>> Begin DATA TO PROCESS

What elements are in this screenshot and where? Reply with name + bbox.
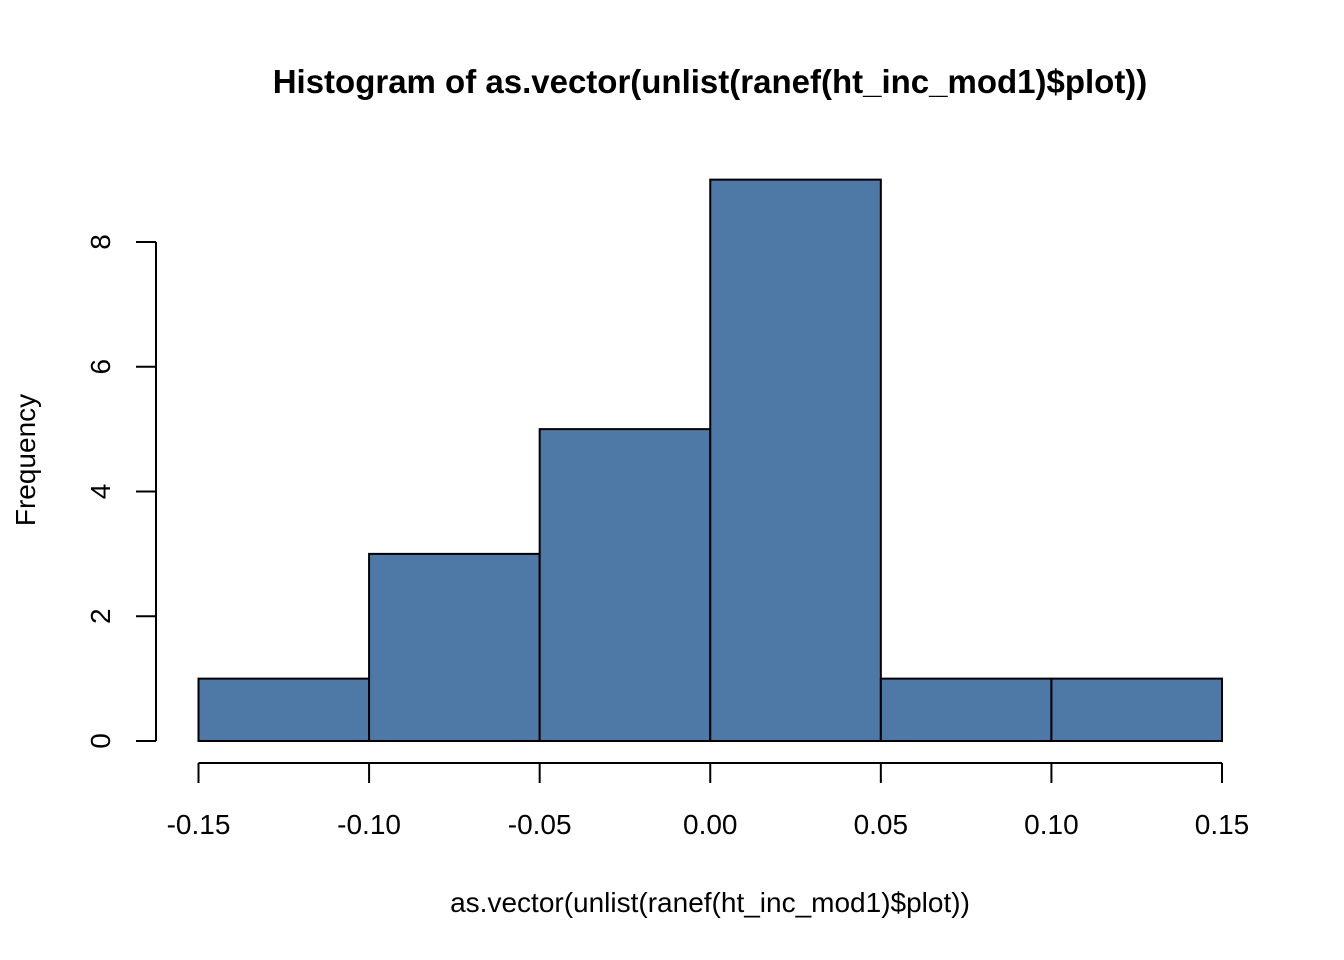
histogram-bar bbox=[1050, 677, 1223, 742]
bars-group bbox=[197, 178, 1223, 742]
histogram-bar bbox=[197, 677, 371, 742]
x-tick-label: -0.10 bbox=[337, 809, 401, 840]
y-tick-label: 2 bbox=[85, 608, 116, 624]
y-axis-label: Frequency bbox=[10, 394, 41, 526]
y-tick-label: 8 bbox=[85, 234, 116, 250]
histogram-bar bbox=[879, 677, 1053, 742]
x-tick-label: -0.15 bbox=[167, 809, 231, 840]
x-tick-label: -0.05 bbox=[508, 809, 572, 840]
x-tick-label: 0.10 bbox=[1024, 809, 1079, 840]
x-axis: -0.15 -0.10 -0.05 0.00 0.05 0.10 0.15 bbox=[167, 762, 1250, 840]
chart-title: Histogram of as.vector(unlist(ranef(ht_i… bbox=[273, 63, 1148, 100]
y-axis: 0 2 4 6 8 bbox=[85, 234, 157, 749]
histogram-bar bbox=[709, 178, 882, 742]
x-tick-label: 0.05 bbox=[854, 809, 909, 840]
x-tick-label: 0.15 bbox=[1195, 809, 1250, 840]
y-tick-label: 4 bbox=[85, 484, 116, 500]
y-tick-label: 6 bbox=[85, 359, 116, 375]
histogram-bar bbox=[538, 428, 712, 742]
y-tick-label: 0 bbox=[85, 733, 116, 749]
x-tick-label: 0.00 bbox=[683, 809, 738, 840]
x-axis-label: as.vector(unlist(ranef(ht_inc_mod1)$plot… bbox=[450, 887, 970, 918]
histogram-bar bbox=[368, 552, 541, 742]
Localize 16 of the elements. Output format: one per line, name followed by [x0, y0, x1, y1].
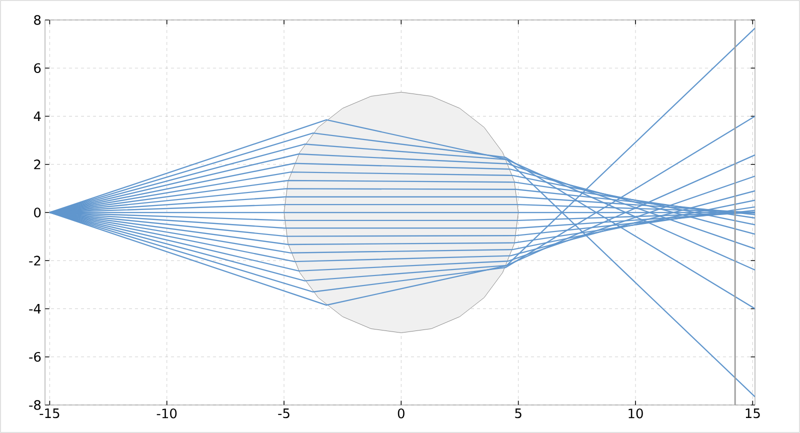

>> End DATA TO PROCESS

* [EXERCISE GOAL]:
Starting with the line containing "histogram-bar bbox=[1050, 677, 1223, 742]" and going on through the line containing "y-axis-label: Frequency bbox=[10, 394, 41, 526]", write those lines out again with "bars-group" changed to "bar-group" and everything else left as it is.

* [RESPONSE BELOW]:
histogram-bar bbox=[1050, 677, 1223, 742]
bar-group bbox=[197, 178, 1223, 742]
histogram-bar bbox=[197, 677, 371, 742]
x-tick-label: -0.10 bbox=[337, 809, 401, 840]
y-tick-label: 2 bbox=[85, 608, 116, 624]
y-axis-label: Frequency bbox=[10, 394, 41, 526]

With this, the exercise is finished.